- [Required task] Reproduce all of the records exactly.

━━━━━━━━━━━━━━━━━━━━━━━━━━━━━━

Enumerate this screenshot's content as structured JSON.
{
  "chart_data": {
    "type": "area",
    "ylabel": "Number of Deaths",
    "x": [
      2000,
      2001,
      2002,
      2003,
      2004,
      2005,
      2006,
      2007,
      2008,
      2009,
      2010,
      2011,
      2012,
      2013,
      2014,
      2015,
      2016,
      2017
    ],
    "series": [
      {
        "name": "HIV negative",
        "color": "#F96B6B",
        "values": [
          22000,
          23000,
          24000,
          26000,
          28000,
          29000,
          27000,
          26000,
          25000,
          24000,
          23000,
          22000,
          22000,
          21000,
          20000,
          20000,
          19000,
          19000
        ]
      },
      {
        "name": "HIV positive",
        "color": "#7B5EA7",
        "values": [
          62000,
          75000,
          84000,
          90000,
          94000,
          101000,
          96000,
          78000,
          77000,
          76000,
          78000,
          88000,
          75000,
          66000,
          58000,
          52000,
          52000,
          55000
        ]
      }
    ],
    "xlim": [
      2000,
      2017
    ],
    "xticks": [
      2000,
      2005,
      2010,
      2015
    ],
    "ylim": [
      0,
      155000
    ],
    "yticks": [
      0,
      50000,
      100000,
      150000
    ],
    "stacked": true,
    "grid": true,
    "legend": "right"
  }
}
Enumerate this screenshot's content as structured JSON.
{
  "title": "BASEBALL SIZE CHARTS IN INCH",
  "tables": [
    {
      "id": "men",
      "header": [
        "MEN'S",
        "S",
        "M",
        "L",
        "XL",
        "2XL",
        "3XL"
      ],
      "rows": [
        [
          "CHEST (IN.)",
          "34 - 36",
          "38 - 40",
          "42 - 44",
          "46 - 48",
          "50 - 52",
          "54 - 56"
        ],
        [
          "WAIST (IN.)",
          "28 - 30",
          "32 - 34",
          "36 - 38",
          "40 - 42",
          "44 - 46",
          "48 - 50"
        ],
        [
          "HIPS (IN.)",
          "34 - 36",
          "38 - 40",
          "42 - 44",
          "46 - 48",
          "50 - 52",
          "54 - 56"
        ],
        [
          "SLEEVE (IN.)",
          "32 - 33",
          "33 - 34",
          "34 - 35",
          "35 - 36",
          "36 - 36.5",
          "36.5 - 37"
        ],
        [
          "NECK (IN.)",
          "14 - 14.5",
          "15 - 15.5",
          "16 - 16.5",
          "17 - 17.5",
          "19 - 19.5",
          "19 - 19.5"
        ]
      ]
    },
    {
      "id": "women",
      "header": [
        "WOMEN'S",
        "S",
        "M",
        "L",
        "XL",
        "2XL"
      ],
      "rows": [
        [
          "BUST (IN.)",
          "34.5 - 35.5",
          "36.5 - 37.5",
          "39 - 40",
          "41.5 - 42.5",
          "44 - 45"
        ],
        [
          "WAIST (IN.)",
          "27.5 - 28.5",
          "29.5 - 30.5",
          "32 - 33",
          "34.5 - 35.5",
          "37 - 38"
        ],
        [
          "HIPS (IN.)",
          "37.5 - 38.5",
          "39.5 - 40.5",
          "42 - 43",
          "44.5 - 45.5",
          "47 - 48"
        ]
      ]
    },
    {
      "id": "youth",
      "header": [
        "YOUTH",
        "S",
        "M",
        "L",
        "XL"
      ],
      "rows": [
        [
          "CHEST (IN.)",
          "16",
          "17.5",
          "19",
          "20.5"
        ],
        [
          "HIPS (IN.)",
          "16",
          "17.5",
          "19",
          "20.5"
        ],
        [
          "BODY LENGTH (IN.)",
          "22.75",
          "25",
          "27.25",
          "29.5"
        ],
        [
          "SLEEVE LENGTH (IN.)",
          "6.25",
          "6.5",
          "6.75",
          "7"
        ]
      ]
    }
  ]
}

━━━━━━━━━━━━━━━━━━━━━━━━━━━━━━

- [Solved exercise]
Enumerate this screenshot's content as structured JSON.
{
  "chart_data": {
    "type": "area",
    "ylabel": "Number of Deaths",
    "x": [
      2000,
      2001,
      2002,
      2003,
      2004,
      2005,
      2006,
      2007,
      2008,
      2009,
      2010,
      2011,
      2012,
      2013,
      2014,
      2015,
      2016,
      2017
    ],
    "series": [
      {
        "name": "HIV negative",
        "color": "#F96B6B",
        "values": [
          22000,
          23000,
          24000,
          26000,
          28000,
          29000,
          27000,
          26000,
          25000,
          24000,
          23000,
          22000,
          22000,
          21000,
          20000,
          20000,
          19000,
          19000
        ]
      },
      {
        "name": "HIV positive",
        "color": "#7B5EA7",
        "values": [
          62000,
          75000,
          84000,
          90000,
          94000,
          101000,
          96000,
          78000,
          77000,
          76000,
          78000,
          88000,
          75000,
          66000,
          58000,
          52000,
          52000,
          55000
        ]
      }
    ],
    "xlim": [
      2000,
      2017
    ],
    "xticks": [
      2000,
      2005,
      2010,
      2015
    ],
    "ylim": [
      0,
      155000
    ],
    "yticks": [
      0,
      50000,
      100000,
      150000
    ],
    "stacked": true,
    "grid": true,
    "legend": "right"
  }
}
Enumerate this screenshot's content as structured JSON.
{
  "title": "BASEBALL SIZE CHARTS IN INCH",
  "tables": [
    {
      "id": "men",
      "header": [
        "MEN'S",
        "S",
        "M",
        "L",
        "XL",
        "2XL",
        "3XL"
      ],
      "rows": [
        [
          "CHEST (IN.)",
          "34 - 36",
          "38 - 40",
          "42 - 44",
          "46 - 48",
          "50 - 52",
          "54 - 56"
        ],
        [
          "WAIST (IN.)",
          "28 - 30",
          "32 - 34",
          "36 - 38",
          "40 - 42",
          "44 - 46",
          "48 - 50"
        ],
        [
          "HIPS (IN.)",
          "34 - 36",
          "38 - 40",
          "42 - 44",
          "46 - 48",
          "50 - 52",
          "54 - 56"
        ],
        [
          "SLEEVE (IN.)",
          "32 - 33",
          "33 - 34",
          "34 - 35",
          "35 - 36",
          "36 - 36.5",
          "36.5 - 37"
        ],
        [
          "NECK (IN.)",
          "14 - 14.5",
          "15 - 15.5",
          "16 - 16.5",
          "17 - 17.5",
          "19 - 19.5",
          "19 - 19.5"
        ]
      ]
    },
    {
      "id": "women",
      "header": [
        "WOMEN'S",
        "S",
        "M",
        "L",
        "XL",
        "2XL"
      ],
      "rows": [
        [
          "BUST (IN.)",
          "34.5 - 35.5",
          "36.5 - 37.5",
          "39 - 40",
          "41.5 - 42.5",
          "44 - 45"
        ],
        [
          "WAIST (IN.)",
          "27.5 - 28.5",
          "29.5 - 30.5",
          "32 - 33",
          "34.5 - 35.5",
          "37 - 38"
        ],
        [
          "HIPS (IN.)",
          "37.5 - 38.5",
          "39.5 - 40.5",
          "42 - 43",
          "44.5 - 45.5",
          "47 - 48"
        ]
      ]
    },
    {
      "id": "youth",
      "header": [
        "YOUTH",
        "S",
        "M",
        "L",
        "XL"
      ],
      "rows": [
        [
          "CHEST (IN.)",
          "16",
          "17.5",
          "19",
          "20.5"
        ],
        [
          "HIPS (IN.)",
          "16",
          "17.5",
          "19",
          "20.5"
        ],
        [
          "BODY LENGTH (IN.)",
          "22.75",
          "25",
          "27.25",
          "29.5"
        ],
        [
          "SLEEVE LENGTH (IN.)",
          "6.25",
          "6.5",
          "6.75",
          "7"
        ]
      ]
    }
  ]
}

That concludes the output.